### What the exercise asks:
Every line that holds "true" should be shown.

### Items from a data source:

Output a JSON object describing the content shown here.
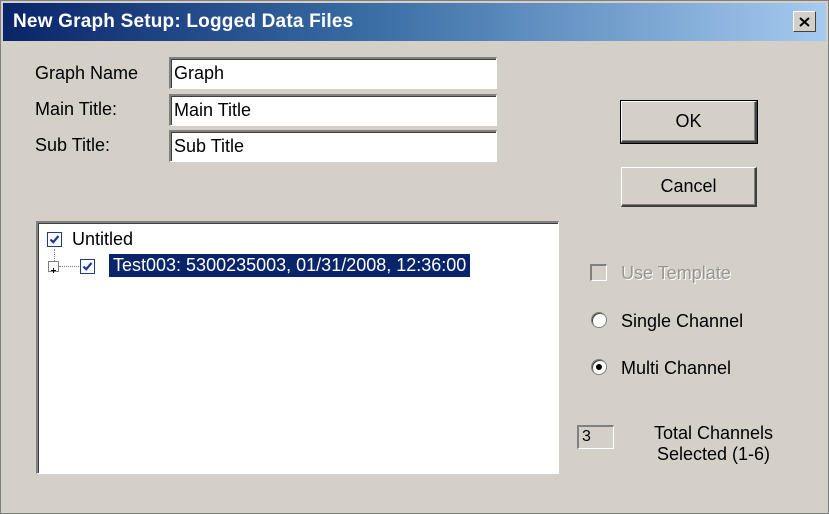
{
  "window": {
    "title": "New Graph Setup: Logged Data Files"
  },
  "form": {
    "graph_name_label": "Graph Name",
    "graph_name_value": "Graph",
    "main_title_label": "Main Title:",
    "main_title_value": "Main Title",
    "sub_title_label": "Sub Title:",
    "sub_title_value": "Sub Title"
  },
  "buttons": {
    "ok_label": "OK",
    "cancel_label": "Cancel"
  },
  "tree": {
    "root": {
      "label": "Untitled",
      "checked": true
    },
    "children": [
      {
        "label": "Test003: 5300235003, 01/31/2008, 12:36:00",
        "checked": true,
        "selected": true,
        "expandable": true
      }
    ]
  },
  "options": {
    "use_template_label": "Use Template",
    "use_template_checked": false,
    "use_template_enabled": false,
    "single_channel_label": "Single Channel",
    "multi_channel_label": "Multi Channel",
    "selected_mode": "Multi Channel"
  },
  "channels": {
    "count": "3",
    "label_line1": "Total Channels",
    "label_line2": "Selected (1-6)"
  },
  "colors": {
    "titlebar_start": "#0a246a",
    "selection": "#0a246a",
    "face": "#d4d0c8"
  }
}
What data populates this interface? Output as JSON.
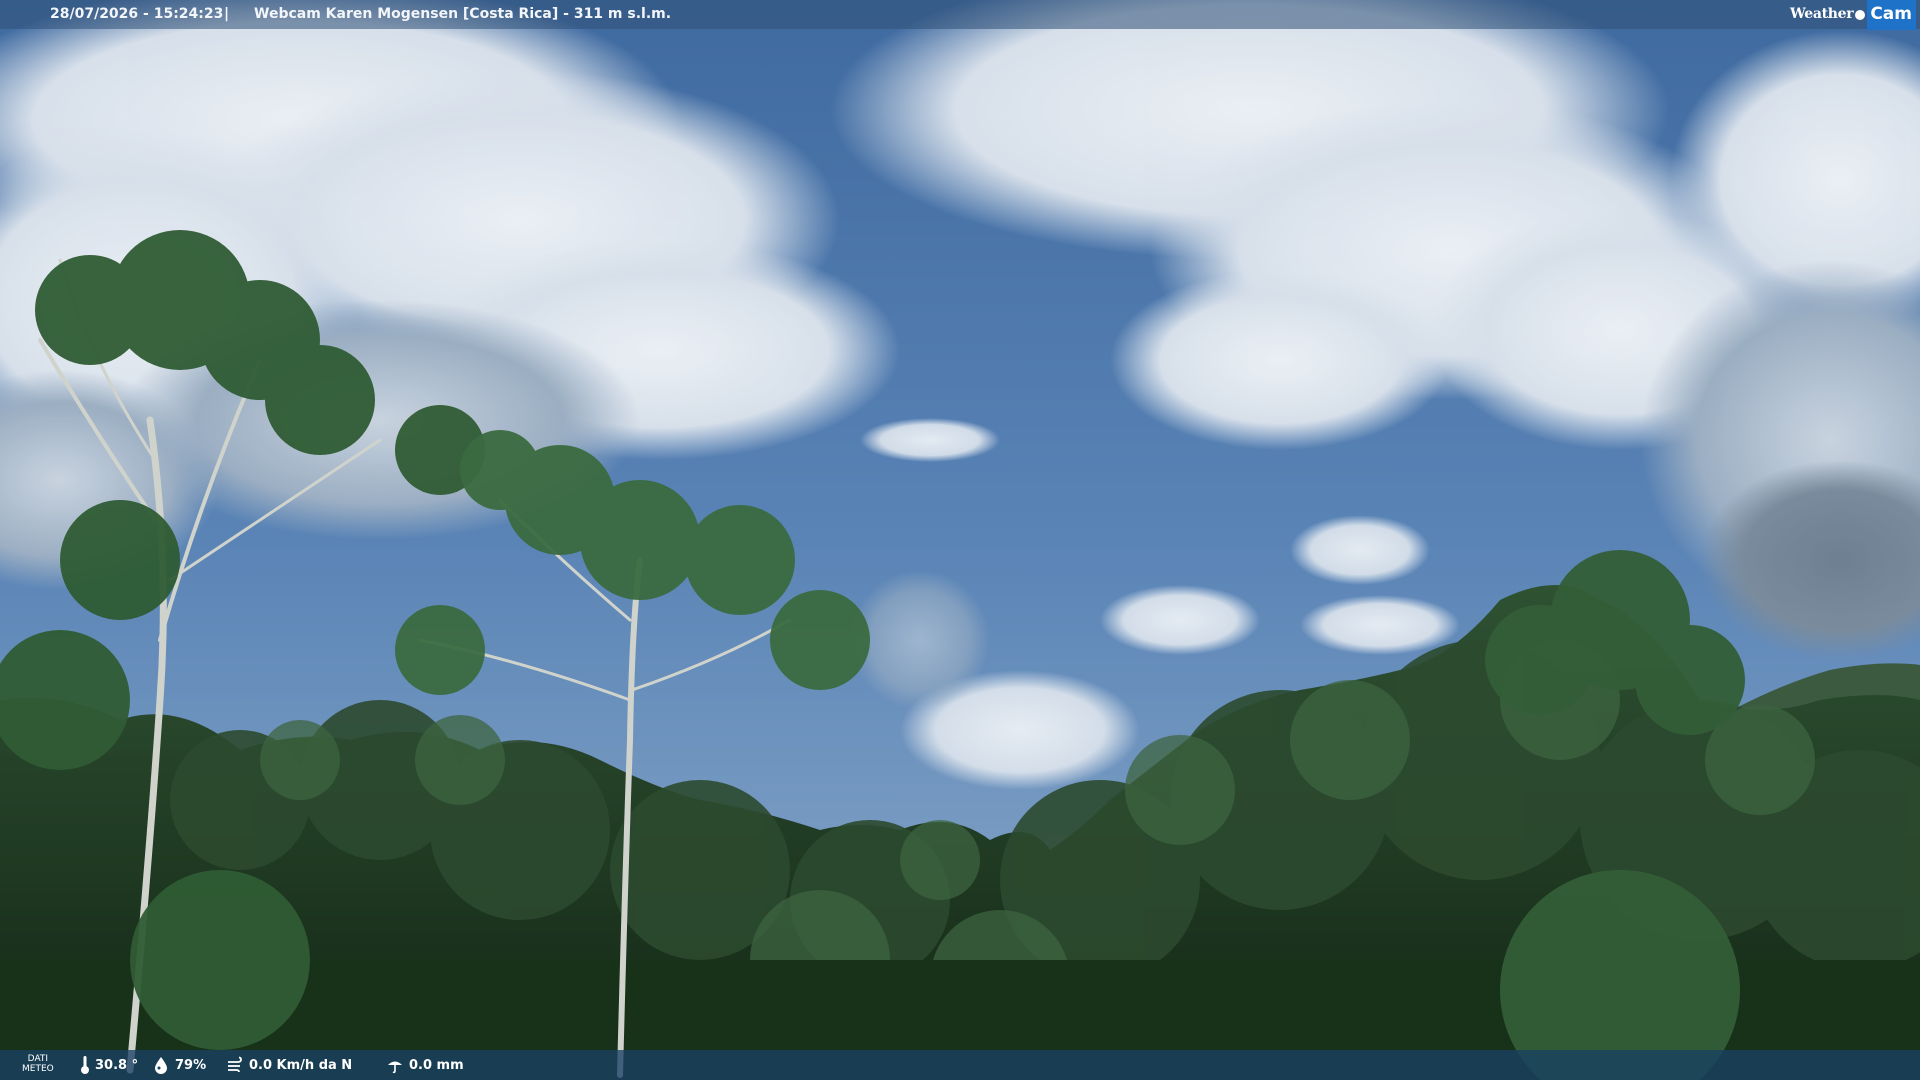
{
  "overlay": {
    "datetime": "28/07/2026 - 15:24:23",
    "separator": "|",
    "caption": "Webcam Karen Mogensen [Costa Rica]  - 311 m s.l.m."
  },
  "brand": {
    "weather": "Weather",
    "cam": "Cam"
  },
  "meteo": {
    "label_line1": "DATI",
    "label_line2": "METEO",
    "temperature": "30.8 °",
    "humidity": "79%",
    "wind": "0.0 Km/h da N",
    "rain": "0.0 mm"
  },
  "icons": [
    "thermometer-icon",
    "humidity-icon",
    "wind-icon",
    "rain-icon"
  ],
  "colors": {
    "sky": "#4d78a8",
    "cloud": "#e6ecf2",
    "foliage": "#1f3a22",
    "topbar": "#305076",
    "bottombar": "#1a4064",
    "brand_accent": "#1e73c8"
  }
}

### Task response:
      "checked": true
        "checked": true,
        "selected": true,
        "expandable": true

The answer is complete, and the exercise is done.